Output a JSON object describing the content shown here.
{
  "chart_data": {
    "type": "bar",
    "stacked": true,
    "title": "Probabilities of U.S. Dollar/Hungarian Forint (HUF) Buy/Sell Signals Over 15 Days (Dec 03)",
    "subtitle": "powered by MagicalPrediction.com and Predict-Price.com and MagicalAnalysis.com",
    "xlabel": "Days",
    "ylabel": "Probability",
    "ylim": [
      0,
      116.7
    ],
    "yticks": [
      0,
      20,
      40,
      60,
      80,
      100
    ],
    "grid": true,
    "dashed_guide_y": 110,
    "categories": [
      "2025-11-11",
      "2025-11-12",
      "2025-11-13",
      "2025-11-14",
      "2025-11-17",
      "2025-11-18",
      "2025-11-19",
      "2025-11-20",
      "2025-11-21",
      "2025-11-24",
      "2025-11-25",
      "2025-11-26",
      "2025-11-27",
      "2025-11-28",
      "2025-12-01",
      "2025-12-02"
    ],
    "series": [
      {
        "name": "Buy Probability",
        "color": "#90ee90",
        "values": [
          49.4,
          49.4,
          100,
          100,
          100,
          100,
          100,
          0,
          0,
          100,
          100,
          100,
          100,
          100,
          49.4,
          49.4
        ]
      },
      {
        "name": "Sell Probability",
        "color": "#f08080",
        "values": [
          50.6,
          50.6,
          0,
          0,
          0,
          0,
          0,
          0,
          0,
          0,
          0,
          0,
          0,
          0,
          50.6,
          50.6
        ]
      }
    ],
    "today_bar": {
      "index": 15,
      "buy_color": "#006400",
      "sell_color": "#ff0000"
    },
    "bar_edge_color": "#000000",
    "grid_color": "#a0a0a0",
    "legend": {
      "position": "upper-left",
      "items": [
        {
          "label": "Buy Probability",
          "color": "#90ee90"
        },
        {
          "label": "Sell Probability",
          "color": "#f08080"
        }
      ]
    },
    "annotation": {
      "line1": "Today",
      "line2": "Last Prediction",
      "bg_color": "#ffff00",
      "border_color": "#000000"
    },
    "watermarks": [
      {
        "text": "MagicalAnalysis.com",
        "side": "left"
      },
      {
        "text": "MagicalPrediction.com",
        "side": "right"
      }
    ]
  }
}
───
_Problem:_ Look over the listing above. Pick out and copy every line that includes "Days".

_Output of the exercise:_
    "title": "Probabilities of U.S. Dollar/Hungarian Forint (HUF) Buy/Sell Signals Over 15 Days (Dec 03)",
    "xlabel": "Days",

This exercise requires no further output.